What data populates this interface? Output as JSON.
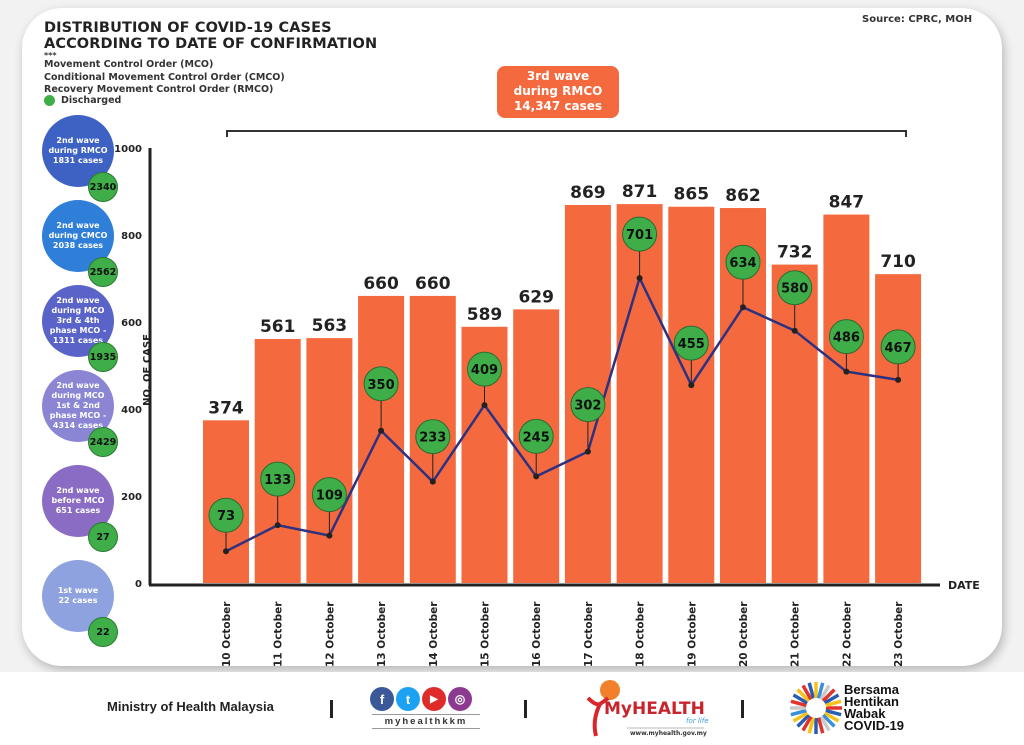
{
  "header": {
    "title_line1": "DISTRIBUTION OF COVID-19 CASES",
    "title_line2": "ACCORDING TO DATE OF CONFIRMATION",
    "stars": "***",
    "legend_lines": [
      "Movement Control Order (MCO)",
      "Conditional Movement Control Order (CMCO)",
      "Recovery Movement Control Order (RMCO)"
    ],
    "discharged_label": "Discharged",
    "source": "Source: CPRC, MOH"
  },
  "colors": {
    "bar": "#f46a3e",
    "discharged": "#3fae49",
    "line": "#2e3180",
    "axis": "#222222"
  },
  "wave_box": {
    "line1": "3rd wave",
    "line2": "during RMCO",
    "line3": "14,347 cases"
  },
  "side_bubbles": [
    {
      "lines": [
        "2nd wave",
        "during RMCO",
        "1831 cases"
      ],
      "discharged": "2340",
      "color": "#3d62c4"
    },
    {
      "lines": [
        "2nd wave",
        "during CMCO",
        "2038 cases"
      ],
      "discharged": "2562",
      "color": "#2f7fd8"
    },
    {
      "lines": [
        "2nd wave",
        "during MCO",
        "3rd & 4th",
        "phase MCO -",
        "1311 cases"
      ],
      "discharged": "1935",
      "color": "#5a64c8"
    },
    {
      "lines": [
        "2nd wave",
        "during MCO",
        "1st & 2nd",
        "phase MCO -",
        "4314 cases"
      ],
      "discharged": "2429",
      "color": "#8a86d4"
    },
    {
      "lines": [
        "2nd wave",
        "before MCO",
        "651 cases"
      ],
      "discharged": "27",
      "color": "#8a6cc4"
    },
    {
      "lines": [
        "1st wave",
        "22 cases"
      ],
      "discharged": "22",
      "color": "#8ea2e0"
    }
  ],
  "chart_data": {
    "type": "bar",
    "title": "DISTRIBUTION OF COVID-19 CASES ACCORDING TO DATE OF CONFIRMATION",
    "xlabel": "DATE",
    "ylabel": "NO. OF CASE",
    "ylim": [
      0,
      1000
    ],
    "yticks": [
      0,
      200,
      400,
      600,
      800,
      1000
    ],
    "categories": [
      "10 October",
      "11 October",
      "12 October",
      "13 October",
      "14 October",
      "15 October",
      "16 October",
      "17 October",
      "18 October",
      "19 October",
      "20 October",
      "21 October",
      "22 October",
      "23 October"
    ],
    "series": [
      {
        "name": "Cases",
        "type": "bar",
        "values": [
          374,
          561,
          563,
          660,
          660,
          589,
          629,
          869,
          871,
          865,
          862,
          732,
          847,
          710
        ]
      },
      {
        "name": "Discharged",
        "type": "line",
        "values": [
          73,
          133,
          109,
          350,
          233,
          409,
          245,
          302,
          701,
          455,
          634,
          580,
          486,
          467
        ]
      }
    ],
    "grid": false,
    "legend": "top-left"
  },
  "footer": {
    "ministry": "Ministry of Health Malaysia",
    "social_handle": "myhealthkkm",
    "social_icons": [
      "f",
      "t",
      "▶",
      "◎"
    ],
    "myhealth_brand": "MyHEALTH",
    "myhealth_tagline": "for life",
    "myhealth_url": "www.myhealth.gov.my",
    "bersama_lines": [
      "Bersama",
      "Hentikan",
      "Wabak",
      "COVID-19"
    ]
  }
}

------------------------------

Strip the images and reproduce the remaining records precisely.

What data populates this interface? Output as JSON.
{
  "header": {
    "title_line1": "DISTRIBUTION OF COVID-19 CASES",
    "title_line2": "ACCORDING TO DATE OF CONFIRMATION",
    "stars": "***",
    "legend_lines": [
      "Movement Control Order (MCO)",
      "Conditional Movement Control Order (CMCO)",
      "Recovery Movement Control Order (RMCO)"
    ],
    "discharged_label": "Discharged",
    "source": "Source: CPRC, MOH"
  },
  "colors": {
    "bar": "#f46a3e",
    "discharged": "#3fae49",
    "line": "#2e3180",
    "axis": "#222222"
  },
  "wave_box": {
    "line1": "3rd wave",
    "line2": "during RMCO",
    "line3": "14,347 cases"
  },
  "side_bubbles": [
    {
      "lines": [
        "2nd wave",
        "during RMCO",
        "1831 cases"
      ],
      "discharged": "2340",
      "color": "#3d62c4"
    },
    {
      "lines": [
        "2nd wave",
        "during CMCO",
        "2038 cases"
      ],
      "discharged": "2562",
      "color": "#2f7fd8"
    },
    {
      "lines": [
        "2nd wave",
        "during MCO",
        "3rd & 4th",
        "phase MCO -",
        "1311 cases"
      ],
      "discharged": "1935",
      "color": "#5a64c8"
    },
    {
      "lines": [
        "2nd wave",
        "during MCO",
        "1st & 2nd",
        "phase MCO -",
        "4314 cases"
      ],
      "discharged": "2429",
      "color": "#8a86d4"
    },
    {
      "lines": [
        "2nd wave",
        "before MCO",
        "651 cases"
      ],
      "discharged": "27",
      "color": "#8a6cc4"
    },
    {
      "lines": [
        "1st wave",
        "22 cases"
      ],
      "discharged": "22",
      "color": "#8ea2e0"
    }
  ],
  "chart_data": {
    "type": "bar",
    "title": "DISTRIBUTION OF COVID-19 CASES ACCORDING TO DATE OF CONFIRMATION",
    "xlabel": "DATE",
    "ylabel": "NO. OF CASE",
    "ylim": [
      0,
      1000
    ],
    "yticks": [
      0,
      200,
      400,
      600,
      800,
      1000
    ],
    "categories": [
      "10 October",
      "11 October",
      "12 October",
      "13 October",
      "14 October",
      "15 October",
      "16 October",
      "17 October",
      "18 October",
      "19 October",
      "20 October",
      "21 October",
      "22 October",
      "23 October"
    ],
    "series": [
      {
        "name": "Cases",
        "type": "bar",
        "values": [
          374,
          561,
          563,
          660,
          660,
          589,
          629,
          869,
          871,
          865,
          862,
          732,
          847,
          710
        ]
      },
      {
        "name": "Discharged",
        "type": "line",
        "values": [
          73,
          133,
          109,
          350,
          233,
          409,
          245,
          302,
          701,
          455,
          634,
          580,
          486,
          467
        ]
      }
    ],
    "grid": false,
    "legend": "top-left"
  },
  "footer": {
    "ministry": "Ministry of Health Malaysia",
    "social_handle": "myhealthkkm",
    "social_icons": [
      "f",
      "t",
      "▶",
      "◎"
    ],
    "myhealth_brand": "MyHEALTH",
    "myhealth_tagline": "for life",
    "myhealth_url": "www.myhealth.gov.my",
    "bersama_lines": [
      "Bersama",
      "Hentikan",
      "Wabak",
      "COVID-19"
    ]
  }
}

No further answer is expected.